Source passage:
* * * * * * * * *

The gentleman caller (Thomas Keegan) meets with Laura (Jenna Sokolowski) in Ford’s The Glass Menagerie
Ford’s Theatre’s The Glass Menagerie is a play that lingers in the ear, but doesn’t capture the heart with the same intensity. Southern giant Tennessee Williams’ languid, evocative phrasing (“slim, tapering waists, rich, creamy thighs, eyes like wood-smoke in autumn) allows the audience to float along with his lovely words. But it’s still hard find someone to root for in this bleak study of the struggling Wingfield family.
Our choices: Tom (Tom Story), the dreamy and selfish stand-in for the playwright himself; Amanda (Madeline Potter), his grating and clingy mother; Laura (Jenna Sokolowski), the more-than-meek, socially-challenged sister; and Jim (Thomas Keegan), a mansplaining former high school superstar. The domineering Amanda is clearly way too invested in her children’s lives, hysterically chiding her son that he had better not succumb to the alcoholism and wanderlust of his father (her clinginess, naturally, has the opposite effect of what she intends). She places the majority of her energies, though, in trying to choreograph a future for Laura, her introverted daughter (limping from a childhood injury), who is ill at ease both with men and with any sort of career. At his mother’s relentless urging, Tom brings Jim, a coworker, to the house as a covert “gentleman caller” for Laura, and Amanda rests all her hopes on the prospect that he might take a fancy to her daughter.
Part of the challenge in fully connecting with Williams’ characters could come from the 70+-year-old play’s datedness — the stark contrast between the future prospects the world offers men and women, its reliance on guilt and obligation as motivators, and in particular, its conceit that one must feel a hopeless pity for Laura because she is painfully shy, mildly crippled, unmarried, and a bit strange. Setting her nature up as such an insurmountable obstacle (Jim, for his part, argues otherwise, but his future actions end up tainting his words with suspicion) is perhaps the hardest part of The Glass Menagerie to swallow in contemporary times.

* * * * * * * * *

Dataset excerpts:
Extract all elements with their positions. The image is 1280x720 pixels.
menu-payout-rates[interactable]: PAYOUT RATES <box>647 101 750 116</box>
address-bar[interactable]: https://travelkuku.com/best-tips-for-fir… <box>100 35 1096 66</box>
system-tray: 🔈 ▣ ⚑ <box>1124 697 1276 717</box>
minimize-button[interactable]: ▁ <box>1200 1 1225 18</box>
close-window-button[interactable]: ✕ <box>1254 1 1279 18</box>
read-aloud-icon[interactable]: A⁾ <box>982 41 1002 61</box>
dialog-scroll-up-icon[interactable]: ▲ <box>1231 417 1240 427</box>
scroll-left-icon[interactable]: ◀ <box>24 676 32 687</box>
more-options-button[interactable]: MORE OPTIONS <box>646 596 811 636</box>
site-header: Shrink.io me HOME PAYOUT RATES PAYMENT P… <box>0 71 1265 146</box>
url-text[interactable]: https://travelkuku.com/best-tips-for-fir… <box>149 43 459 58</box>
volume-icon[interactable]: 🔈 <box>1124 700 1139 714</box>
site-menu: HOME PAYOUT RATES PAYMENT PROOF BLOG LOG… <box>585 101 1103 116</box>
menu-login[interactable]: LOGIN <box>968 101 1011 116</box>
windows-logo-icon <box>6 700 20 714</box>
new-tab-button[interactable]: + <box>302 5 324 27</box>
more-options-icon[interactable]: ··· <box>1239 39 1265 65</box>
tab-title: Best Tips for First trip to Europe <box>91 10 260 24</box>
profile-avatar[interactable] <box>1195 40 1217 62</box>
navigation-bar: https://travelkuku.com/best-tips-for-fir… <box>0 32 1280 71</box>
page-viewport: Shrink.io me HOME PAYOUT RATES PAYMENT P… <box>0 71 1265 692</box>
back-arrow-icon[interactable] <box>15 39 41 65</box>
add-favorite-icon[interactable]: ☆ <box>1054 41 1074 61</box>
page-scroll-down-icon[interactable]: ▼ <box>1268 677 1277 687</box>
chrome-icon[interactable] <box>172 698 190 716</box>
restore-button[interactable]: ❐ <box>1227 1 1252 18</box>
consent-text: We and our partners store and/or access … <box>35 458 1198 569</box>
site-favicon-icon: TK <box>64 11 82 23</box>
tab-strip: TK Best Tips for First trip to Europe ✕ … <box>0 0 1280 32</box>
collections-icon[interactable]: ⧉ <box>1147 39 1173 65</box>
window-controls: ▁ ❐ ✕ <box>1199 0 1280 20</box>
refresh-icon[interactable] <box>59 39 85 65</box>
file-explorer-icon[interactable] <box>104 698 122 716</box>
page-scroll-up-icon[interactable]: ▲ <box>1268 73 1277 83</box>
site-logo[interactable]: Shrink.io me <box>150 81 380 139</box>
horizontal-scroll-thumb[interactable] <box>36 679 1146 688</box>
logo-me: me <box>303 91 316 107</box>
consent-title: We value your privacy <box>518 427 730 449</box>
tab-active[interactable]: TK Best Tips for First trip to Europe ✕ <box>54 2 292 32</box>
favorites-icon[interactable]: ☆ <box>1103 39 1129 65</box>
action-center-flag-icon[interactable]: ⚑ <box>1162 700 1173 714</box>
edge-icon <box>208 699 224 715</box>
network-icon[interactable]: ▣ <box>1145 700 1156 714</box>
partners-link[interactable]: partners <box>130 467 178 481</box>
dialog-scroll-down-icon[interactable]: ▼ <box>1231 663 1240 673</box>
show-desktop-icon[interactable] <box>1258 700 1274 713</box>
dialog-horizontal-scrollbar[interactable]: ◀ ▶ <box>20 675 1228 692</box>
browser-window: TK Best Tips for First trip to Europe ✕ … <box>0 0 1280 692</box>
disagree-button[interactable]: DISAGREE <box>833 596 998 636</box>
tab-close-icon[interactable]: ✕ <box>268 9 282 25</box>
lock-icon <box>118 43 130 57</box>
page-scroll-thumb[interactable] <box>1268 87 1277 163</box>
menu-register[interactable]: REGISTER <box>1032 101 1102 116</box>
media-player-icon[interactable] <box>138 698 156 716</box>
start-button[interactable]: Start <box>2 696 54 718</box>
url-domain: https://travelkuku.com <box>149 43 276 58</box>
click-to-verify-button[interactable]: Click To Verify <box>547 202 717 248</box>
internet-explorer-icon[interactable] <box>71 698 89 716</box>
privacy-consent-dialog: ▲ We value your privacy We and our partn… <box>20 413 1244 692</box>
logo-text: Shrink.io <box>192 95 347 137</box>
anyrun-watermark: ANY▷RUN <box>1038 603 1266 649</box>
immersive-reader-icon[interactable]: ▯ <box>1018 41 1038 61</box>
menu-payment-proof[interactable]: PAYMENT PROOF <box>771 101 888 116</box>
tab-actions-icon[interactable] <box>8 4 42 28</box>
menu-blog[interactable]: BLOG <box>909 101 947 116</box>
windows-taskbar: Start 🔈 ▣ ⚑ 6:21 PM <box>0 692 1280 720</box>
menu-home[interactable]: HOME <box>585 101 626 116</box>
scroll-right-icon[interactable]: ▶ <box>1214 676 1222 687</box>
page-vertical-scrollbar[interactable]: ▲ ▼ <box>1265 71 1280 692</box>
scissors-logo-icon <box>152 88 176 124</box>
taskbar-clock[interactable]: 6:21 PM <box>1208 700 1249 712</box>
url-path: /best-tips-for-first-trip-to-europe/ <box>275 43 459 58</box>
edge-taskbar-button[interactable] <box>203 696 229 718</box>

* * * * * * * * *

Work task: Reproduce the full Glass Menagerie review above word for word, from its first line to its last.

Problem solution:
The gentleman caller (Thomas Keegan) meets with Laura (Jenna Sokolowski) in Ford’s The Glass Menagerie
Ford’s Theatre’s The Glass Menagerie is a play that lingers in the ear, but doesn’t capture the heart with the same intensity. Southern giant Tennessee Williams’ languid, evocative phrasing (“slim, tapering waists, rich, creamy thighs, eyes like wood-smoke in autumn) allows the audience to float along with his lovely words. But it’s still hard find someone to root for in this bleak study of the struggling Wingfield family.
Our choices: Tom (Tom Story), the dreamy and selfish stand-in for the playwright himself; Amanda (Madeline Potter), his grating and clingy mother; Laura (Jenna Sokolowski), the more-than-meek, socially-challenged sister; and Jim (Thomas Keegan), a mansplaining former high school superstar. The domineering Amanda is clearly way too invested in her children’s lives, hysterically chiding her son that he had better not succumb to the alcoholism and wanderlust of his father (her clinginess, naturally, has the opposite effect of what she intends). She places the majority of her energies, though, in trying to choreograph a future for Laura, her introverted daughter (limping from a childhood injury), who is ill at ease both with men and with any sort of career. At his mother’s relentless urging, Tom brings Jim, a coworker, to the house as a covert “gentleman caller” for Laura, and Amanda rests all her hopes on the prospect that he might take a fancy to her daughter.
Part of the challenge in fully connecting with Williams’ characters could come from the 70+-year-old play’s datedness — the stark contrast between the future prospects the world offers men and women, its reliance on guilt and obligation as motivators, and in particular, its conceit that one must feel a hopeless pity for Laura because she is painfully shy, mildly crippled, unmarried, and a bit strange. Setting her nature up as such an insurmountable obstacle (Jim, for his part, argues otherwise, but his future actions end up tainting his words with suspicion) is perhaps the hardest part of The Glass Menagerie to swallow in contemporary times.